Faithfully return all lines, omitting every embedded picture.
Begin Records for the task
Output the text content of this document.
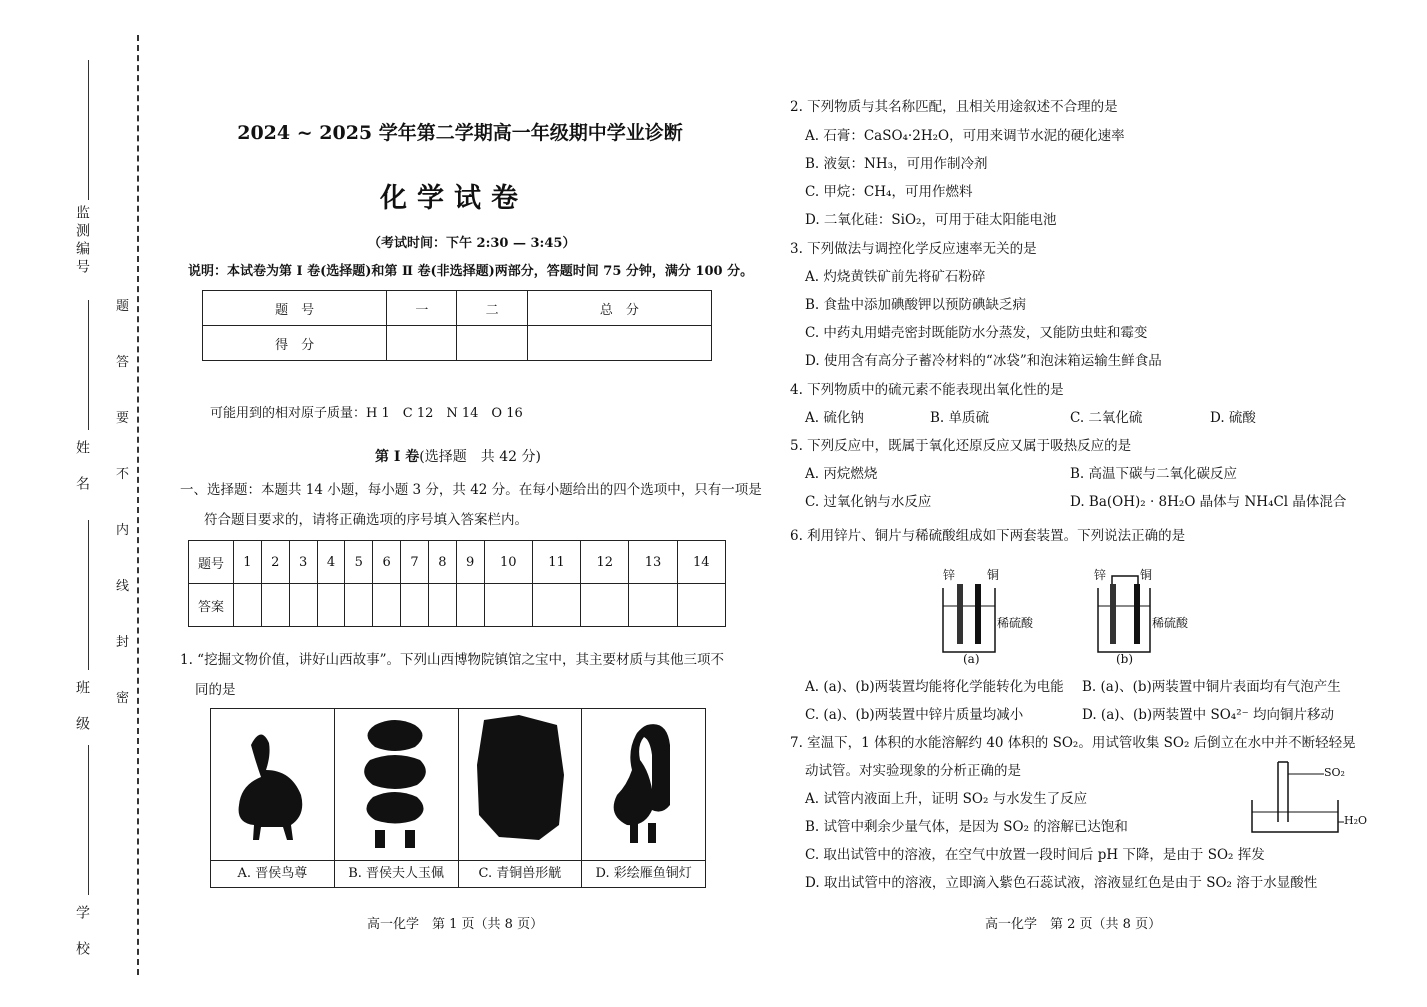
监测编号
姓　名
班　级
学　校
题
答
要
不
内
线
封
密
2024 ~ 2025 学年第二学期高一年级期中学业诊断
化学试卷
（考试时间：下午 2:30 — 3:45）
说明：本试卷为第 Ⅰ 卷(选择题)和第 Ⅱ 卷(非选择题)两部分，答题时间 75 分钟，满分 100 分。
题　号	一	二	总　分
得　分			
可能用到的相对原子质量：H 1　C 12　N 14　O 16
第 Ⅰ 卷(选择题　共 42 分)
一、选择题：本题共 14 小题，每小题 3 分，共 42 分。在每小题给出的四个选项中，只有一项是
符合题目要求的，请将正确选项的序号填入答案栏内。
题号	1	2	3	4	5	6	7	8	9	10	11	12	13	14
答案														
1. “挖掘文物价值，讲好山西故事”。下列山西博物院镇馆之宝中，其主要材质与其他三项不
同的是
A. 晋侯鸟尊	B. 晋侯夫人玉佩	C. 青铜兽形觥	D. 彩绘雁鱼铜灯
高一化学　第 1 页（共 8 页）
2. 下列物质与其名称匹配，且相关用途叙述不合理的是
A. 石膏：CaSO₄·2H₂O，可用来调节水泥的硬化速率
B. 液氨：NH₃，可用作制冷剂
C. 甲烷：CH₄，可用作燃料
D. 二氧化硅：SiO₂，可用于硅太阳能电池
3. 下列做法与调控化学反应速率无关的是
A. 灼烧黄铁矿前先将矿石粉碎
B. 食盐中添加碘酸钾以预防碘缺乏病
C. 中药丸用蜡壳密封既能防水分蒸发，又能防虫蛀和霉变
D. 使用含有高分子蓄冷材料的“冰袋”和泡沫箱运输生鲜食品
4. 下列物质中的硫元素不能表现出氧化性的是
A. 硫化钠	B. 单质硫	C. 二氧化硫	D. 硫酸
5. 下列反应中，既属于氧化还原反应又属于吸热反应的是
A. 丙烷燃烧	B. 高温下碳与二氧化碳反应
C. 过氧化钠与水反应	D. Ba(OH)₂ · 8H₂O 晶体与 NH₄Cl 晶体混合
6. 利用锌片、铜片与稀硫酸组成如下两套装置。下列说法正确的是
锌	铜
稀硫酸
(a)
锌	铜
稀硫酸
(b)
A. (a)、(b)两装置均能将化学能转化为电能 B. (a)、(b)两装置中铜片表面均有气泡产生
C. (a)、(b)两装置中锌片质量均减小	D. (a)、(b)两装置中 SO₄²⁻ 均向铜片移动
7. 室温下，1 体积的水能溶解约 40 体积的 SO₂。用试管收集 SO₂ 后倒立在水中并不断轻轻晃
动试管。对实验现象的分析正确的是	SO₂
H₂O
A. 试管内液面上升，证明 SO₂ 与水发生了反应
B. 试管中剩余少量气体，是因为 SO₂ 的溶解已达饱和
C. 取出试管中的溶液，在空气中放置一段时间后 pH 下降，是由于 SO₂ 挥发
D. 取出试管中的溶液，立即滴入紫色石蕊试液，溶液显红色是由于 SO₂ 溶于水显酸性
高一化学　第 2 页（共 8 页）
End Records for the task
Solution:
Output the text content of this document.
监测编号
姓　名
班　级
学　校
题
答
要
不
内
线
封
密
2024 ~ 2025 学年第二学期高一年级期中学业诊断
化学试卷
（考试时间：下午 2:30 — 3:45）
说明：本试卷为第 Ⅰ 卷(选择题)和第 Ⅱ 卷(非选择题)两部分，答题时间 75 分钟，满分 100 分。
题　号	一	二	总　分
得　分			
可能用到的相对原子质量：H 1　C 12　N 14　O 16
第 Ⅰ 卷(选择题　共 42 分)
一、选择题：本题共 14 小题，每小题 3 分，共 42 分。在每小题给出的四个选项中，只有一项是
符合题目要求的，请将正确选项的序号填入答案栏内。
题号	1	2	3	4	5	6	7	8	9	10	11	12	13	14
答案														
1. “挖掘文物价值，讲好山西故事”。下列山西博物院镇馆之宝中，其主要材质与其他三项不
同的是
A. 晋侯鸟尊	B. 晋侯夫人玉佩	C. 青铜兽形觥	D. 彩绘雁鱼铜灯
高一化学　第 1 页（共 8 页）
2. 下列物质与其名称匹配，且相关用途叙述不合理的是
A. 石膏：CaSO₄·2H₂O，可用来调节水泥的硬化速率
B. 液氨：NH₃，可用作制冷剂
C. 甲烷：CH₄，可用作燃料
D. 二氧化硅：SiO₂，可用于硅太阳能电池
3. 下列做法与调控化学反应速率无关的是
A. 灼烧黄铁矿前先将矿石粉碎
B. 食盐中添加碘酸钾以预防碘缺乏病
C. 中药丸用蜡壳密封既能防水分蒸发，又能防虫蛀和霉变
D. 使用含有高分子蓄冷材料的“冰袋”和泡沫箱运输生鲜食品
4. 下列物质中的硫元素不能表现出氧化性的是
A. 硫化钠	B. 单质硫	C. 二氧化硫	D. 硫酸
5. 下列反应中，既属于氧化还原反应又属于吸热反应的是
A. 丙烷燃烧	B. 高温下碳与二氧化碳反应
C. 过氧化钠与水反应	D. Ba(OH)₂ · 8H₂O 晶体与 NH₄Cl 晶体混合
6. 利用锌片、铜片与稀硫酸组成如下两套装置。下列说法正确的是
锌	铜
稀硫酸
(a)
锌	铜
稀硫酸
(b)
A. (a)、(b)两装置均能将化学能转化为电能 B. (a)、(b)两装置中铜片表面均有气泡产生
C. (a)、(b)两装置中锌片质量均减小	D. (a)、(b)两装置中 SO₄²⁻ 均向铜片移动
7. 室温下，1 体积的水能溶解约 40 体积的 SO₂。用试管收集 SO₂ 后倒立在水中并不断轻轻晃
动试管。对实验现象的分析正确的是	SO₂
H₂O
A. 试管内液面上升，证明 SO₂ 与水发生了反应
B. 试管中剩余少量气体，是因为 SO₂ 的溶解已达饱和
C. 取出试管中的溶液，在空气中放置一段时间后 pH 下降，是由于 SO₂ 挥发
D. 取出试管中的溶液，立即滴入紫色石蕊试液，溶液显红色是由于 SO₂ 溶于水显酸性
高一化学　第 2 页（共 8 页）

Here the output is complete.